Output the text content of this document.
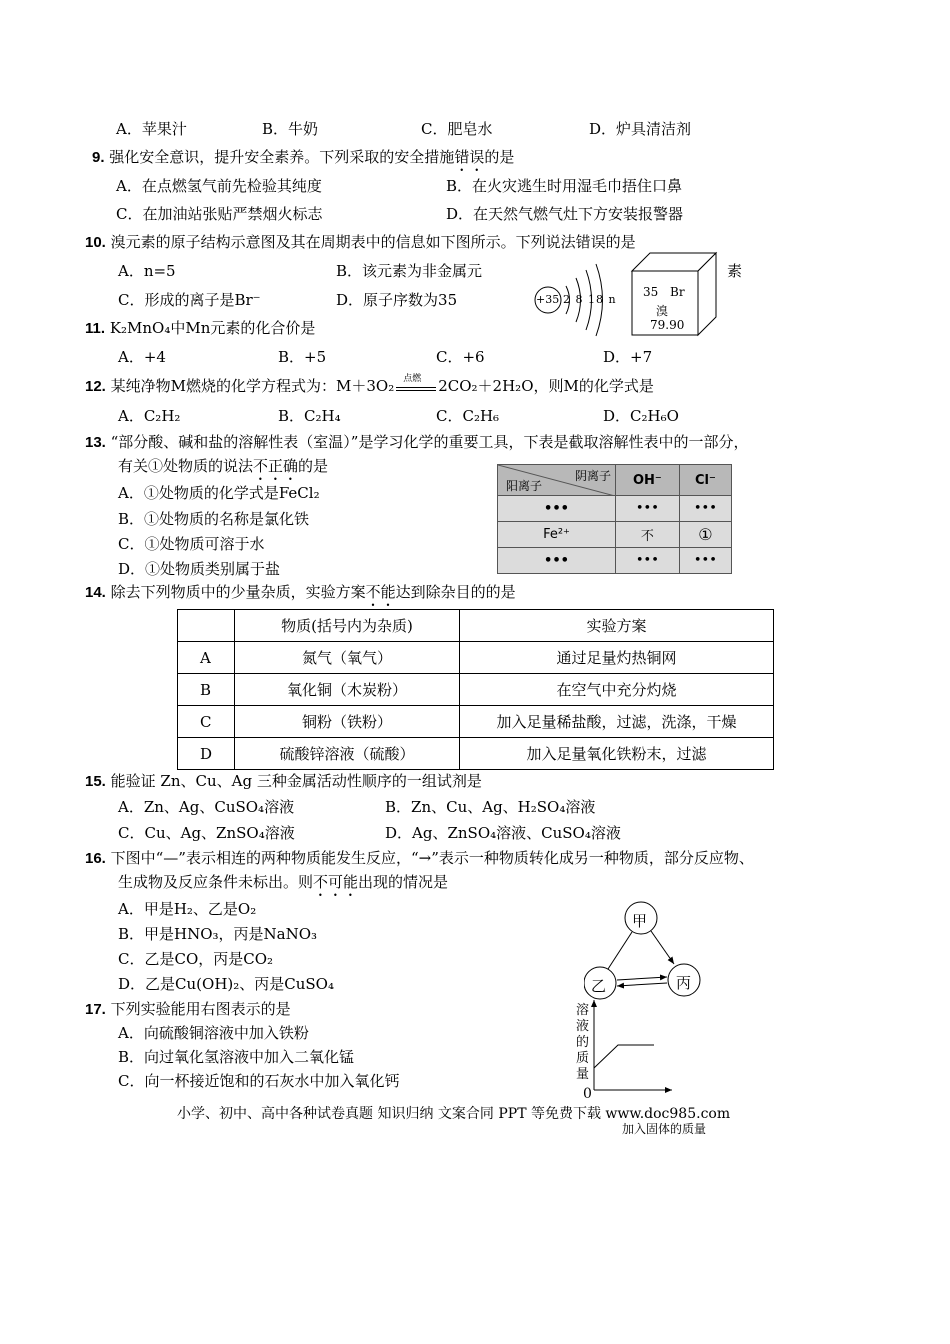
A．苹果汁	B．牛奶	C．肥皂水	D．炉具清洁剂
9. 强化安全意识，提升安全素养。下列采取的安全措施错误的是
A．在点燃氢气前先检验其纯度	B．在火灾逃生时用湿毛巾捂住口鼻
C．在加油站张贴严禁烟火标志	D．在天然气燃气灶下方安装报警器
10. 溴元素的原子结构示意图及其在周期表中的信息如下图所示。下列说法错误的是
A．n=5	B．该元素为非金属元	素
C．形成的离子是Br⁻	D．原子序数为35	+35 2 8 18 n
35 Br
溴
79.90
11. K₂MnO₄中Mn元素的化合价是
A．+4	B．+5	C．+6	D．+7
12. 某纯净物M燃烧的化学方程式为：M＋3O₂ 点燃 2CO₂＋2H₂O，则M的化学式是
A．C₂H₂	B．C₂H₄	C．C₂H₆	D．C₂H₆O
13. “部分酸、碱和盐的溶解性表（室温）”是学习化学的重要工具，下表是截取溶解性表中的一部分，
有关①处物质的说法不正确的是
A．①处物质的化学式是FeCl₂
B．①处物质的名称是氯化铁
C．①处物质可溶于水
D．①处物质类别属于盐
阴离子
阳离子	OH⁻	Cl⁻
•••	•••	•••
Fe²⁺	不	①
•••	•••	•••
14. 除去下列物质中的少量杂质，实验方案不能达到除杂目的的是
	物质(括号内为杂质)	实验方案
A	氮气（氧气）	通过足量灼热铜网
B	氧化铜（木炭粉）	在空气中充分灼烧
C	铜粉（铁粉）	加入足量稀盐酸，过滤，洗涤，干燥
D	硫酸锌溶液（硫酸）	加入足量氧化铁粉末，过滤
15. 能验证 Zn、Cu、Ag 三种金属活动性顺序的一组试剂是
A．Zn、Ag、CuSO₄溶液	B．Zn、Cu、Ag、H₂SO₄溶液
C．Cu、Ag、ZnSO₄溶液	D．Ag、ZnSO₄溶液、CuSO₄溶液
16. 下图中“—”表示相连的两种物质能发生反应，“→”表示一种物质转化成另一种物质，部分反应物、
生成物及反应条件未标出。则不可能出现的情况是
A．甲是H₂、乙是O₂
B．甲是HNO₃，丙是NaNO₃
C．乙是CO，丙是CO₂
D．乙是Cu(OH)₂、丙是CuSO₄
甲
乙	丙
17. 下列实验能用右图表示的是
A．向硫酸铜溶液中加入铁粉
B．向过氧化氢溶液中加入二氧化锰
C．向一杯接近饱和的石灰水中加入氧化钙
溶液的质量
0
加入固体的质量
小学、初中、高中各种试卷真题 知识归纳 文案合同 PPT 等免费下载 www.doc985.com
************
▶ _Description of the task_: Excluding the pictures, reproduce every entry exactly as given.

▶ _Reply_:
Output the text content of this document.
A．苹果汁	B．牛奶	C．肥皂水	D．炉具清洁剂
9. 强化安全意识，提升安全素养。下列采取的安全措施错误的是
A．在点燃氢气前先检验其纯度	B．在火灾逃生时用湿毛巾捂住口鼻
C．在加油站张贴严禁烟火标志	D．在天然气燃气灶下方安装报警器
10. 溴元素的原子结构示意图及其在周期表中的信息如下图所示。下列说法错误的是
A．n=5	B．该元素为非金属元	素
C．形成的离子是Br⁻	D．原子序数为35	+35 2 8 18 n
35 Br
溴
79.90
11. K₂MnO₄中Mn元素的化合价是
A．+4	B．+5	C．+6	D．+7
12. 某纯净物M燃烧的化学方程式为：M＋3O₂ 点燃 2CO₂＋2H₂O，则M的化学式是
A．C₂H₂	B．C₂H₄	C．C₂H₆	D．C₂H₆O
13. “部分酸、碱和盐的溶解性表（室温）”是学习化学的重要工具，下表是截取溶解性表中的一部分，
有关①处物质的说法不正确的是
A．①处物质的化学式是FeCl₂
B．①处物质的名称是氯化铁
C．①处物质可溶于水
D．①处物质类别属于盐
阴离子
阳离子	OH⁻	Cl⁻
•••	•••	•••
Fe²⁺	不	①
•••	•••	•••
14. 除去下列物质中的少量杂质，实验方案不能达到除杂目的的是
	物质(括号内为杂质)	实验方案
A	氮气（氧气）	通过足量灼热铜网
B	氧化铜（木炭粉）	在空气中充分灼烧
C	铜粉（铁粉）	加入足量稀盐酸，过滤，洗涤，干燥
D	硫酸锌溶液（硫酸）	加入足量氧化铁粉末，过滤
15. 能验证 Zn、Cu、Ag 三种金属活动性顺序的一组试剂是
A．Zn、Ag、CuSO₄溶液	B．Zn、Cu、Ag、H₂SO₄溶液
C．Cu、Ag、ZnSO₄溶液	D．Ag、ZnSO₄溶液、CuSO₄溶液
16. 下图中“—”表示相连的两种物质能发生反应，“→”表示一种物质转化成另一种物质，部分反应物、
生成物及反应条件未标出。则不可能出现的情况是
A．甲是H₂、乙是O₂
B．甲是HNO₃，丙是NaNO₃
C．乙是CO，丙是CO₂
D．乙是Cu(OH)₂、丙是CuSO₄
甲
乙	丙
17. 下列实验能用右图表示的是
A．向硫酸铜溶液中加入铁粉
B．向过氧化氢溶液中加入二氧化锰
C．向一杯接近饱和的石灰水中加入氧化钙
溶液的质量
0
加入固体的质量
小学、初中、高中各种试卷真题 知识归纳 文案合同 PPT 等免费下载 www.doc985.com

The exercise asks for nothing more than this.